Read the data and repeat all of it exactly.

Input material
_ _ _ _

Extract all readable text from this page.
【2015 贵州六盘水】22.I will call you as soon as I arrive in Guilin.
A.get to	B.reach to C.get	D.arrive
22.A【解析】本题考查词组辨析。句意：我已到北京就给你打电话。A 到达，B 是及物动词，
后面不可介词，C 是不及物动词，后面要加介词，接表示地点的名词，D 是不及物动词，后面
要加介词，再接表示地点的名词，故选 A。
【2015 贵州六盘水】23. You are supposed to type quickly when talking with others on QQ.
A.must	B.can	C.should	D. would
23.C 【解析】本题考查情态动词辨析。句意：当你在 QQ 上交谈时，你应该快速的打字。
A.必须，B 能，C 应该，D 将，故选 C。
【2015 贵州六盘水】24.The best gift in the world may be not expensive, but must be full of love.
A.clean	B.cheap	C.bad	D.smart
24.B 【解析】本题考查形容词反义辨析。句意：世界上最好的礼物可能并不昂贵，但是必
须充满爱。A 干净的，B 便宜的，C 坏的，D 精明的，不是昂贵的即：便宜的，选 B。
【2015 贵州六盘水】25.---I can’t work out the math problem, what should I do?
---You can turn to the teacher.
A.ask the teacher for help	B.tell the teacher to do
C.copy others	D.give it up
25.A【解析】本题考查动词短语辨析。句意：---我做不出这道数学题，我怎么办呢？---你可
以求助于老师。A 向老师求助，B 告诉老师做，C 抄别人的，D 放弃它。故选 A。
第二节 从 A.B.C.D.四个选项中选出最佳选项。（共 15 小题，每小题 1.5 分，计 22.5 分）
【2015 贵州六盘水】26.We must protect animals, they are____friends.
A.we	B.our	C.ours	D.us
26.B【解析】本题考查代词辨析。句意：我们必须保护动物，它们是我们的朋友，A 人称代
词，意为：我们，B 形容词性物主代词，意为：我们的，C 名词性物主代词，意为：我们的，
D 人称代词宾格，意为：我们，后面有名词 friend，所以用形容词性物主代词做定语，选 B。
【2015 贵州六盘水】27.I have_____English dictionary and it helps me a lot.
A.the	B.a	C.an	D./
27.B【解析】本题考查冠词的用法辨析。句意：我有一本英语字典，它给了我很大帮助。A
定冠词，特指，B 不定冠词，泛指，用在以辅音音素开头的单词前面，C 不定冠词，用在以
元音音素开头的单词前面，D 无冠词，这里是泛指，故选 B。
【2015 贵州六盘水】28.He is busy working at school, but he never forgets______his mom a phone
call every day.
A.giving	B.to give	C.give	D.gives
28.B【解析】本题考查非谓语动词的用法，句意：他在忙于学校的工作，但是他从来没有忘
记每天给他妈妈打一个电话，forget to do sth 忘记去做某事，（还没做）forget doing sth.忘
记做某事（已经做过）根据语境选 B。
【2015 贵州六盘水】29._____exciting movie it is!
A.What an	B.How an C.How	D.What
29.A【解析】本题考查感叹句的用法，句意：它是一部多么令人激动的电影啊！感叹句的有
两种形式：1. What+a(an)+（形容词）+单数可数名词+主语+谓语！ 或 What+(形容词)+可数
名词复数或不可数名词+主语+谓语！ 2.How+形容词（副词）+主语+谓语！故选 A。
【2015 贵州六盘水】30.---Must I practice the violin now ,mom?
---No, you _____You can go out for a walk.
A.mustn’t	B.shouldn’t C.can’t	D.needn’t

_ _ _ _

Full output
Extract all readable text from this page.
【2015 贵州六盘水】22.I will call you as soon as I arrive in Guilin.
A.get to	B.reach to C.get	D.arrive
22.A【解析】本题考查词组辨析。句意：我已到北京就给你打电话。A 到达，B 是及物动词，
后面不可介词，C 是不及物动词，后面要加介词，接表示地点的名词，D 是不及物动词，后面
要加介词，再接表示地点的名词，故选 A。
【2015 贵州六盘水】23. You are supposed to type quickly when talking with others on QQ.
A.must	B.can	C.should	D. would
23.C 【解析】本题考查情态动词辨析。句意：当你在 QQ 上交谈时，你应该快速的打字。
A.必须，B 能，C 应该，D 将，故选 C。
【2015 贵州六盘水】24.The best gift in the world may be not expensive, but must be full of love.
A.clean	B.cheap	C.bad	D.smart
24.B 【解析】本题考查形容词反义辨析。句意：世界上最好的礼物可能并不昂贵，但是必
须充满爱。A 干净的，B 便宜的，C 坏的，D 精明的，不是昂贵的即：便宜的，选 B。
【2015 贵州六盘水】25.---I can’t work out the math problem, what should I do?
---You can turn to the teacher.
A.ask the teacher for help	B.tell the teacher to do
C.copy others	D.give it up
25.A【解析】本题考查动词短语辨析。句意：---我做不出这道数学题，我怎么办呢？---你可
以求助于老师。A 向老师求助，B 告诉老师做，C 抄别人的，D 放弃它。故选 A。
第二节 从 A.B.C.D.四个选项中选出最佳选项。（共 15 小题，每小题 1.5 分，计 22.5 分）
【2015 贵州六盘水】26.We must protect animals, they are____friends.
A.we	B.our	C.ours	D.us
26.B【解析】本题考查代词辨析。句意：我们必须保护动物，它们是我们的朋友，A 人称代
词，意为：我们，B 形容词性物主代词，意为：我们的，C 名词性物主代词，意为：我们的，
D 人称代词宾格，意为：我们，后面有名词 friend，所以用形容词性物主代词做定语，选 B。
【2015 贵州六盘水】27.I have_____English dictionary and it helps me a lot.
A.the	B.a	C.an	D./
27.B【解析】本题考查冠词的用法辨析。句意：我有一本英语字典，它给了我很大帮助。A
定冠词，特指，B 不定冠词，泛指，用在以辅音音素开头的单词前面，C 不定冠词，用在以
元音音素开头的单词前面，D 无冠词，这里是泛指，故选 B。
【2015 贵州六盘水】28.He is busy working at school, but he never forgets______his mom a phone
call every day.
A.giving	B.to give	C.give	D.gives
28.B【解析】本题考查非谓语动词的用法，句意：他在忙于学校的工作，但是他从来没有忘
记每天给他妈妈打一个电话，forget to do sth 忘记去做某事，（还没做）forget doing sth.忘
记做某事（已经做过）根据语境选 B。
【2015 贵州六盘水】29._____exciting movie it is!
A.What an	B.How an C.How	D.What
29.A【解析】本题考查感叹句的用法，句意：它是一部多么令人激动的电影啊！感叹句的有
两种形式：1. What+a(an)+（形容词）+单数可数名词+主语+谓语！ 或 What+(形容词)+可数
名词复数或不可数名词+主语+谓语！ 2.How+形容词（副词）+主语+谓语！故选 A。
【2015 贵州六盘水】30.---Must I practice the violin now ,mom?
---No, you _____You can go out for a walk.
A.mustn’t	B.shouldn’t C.can’t	D.needn’t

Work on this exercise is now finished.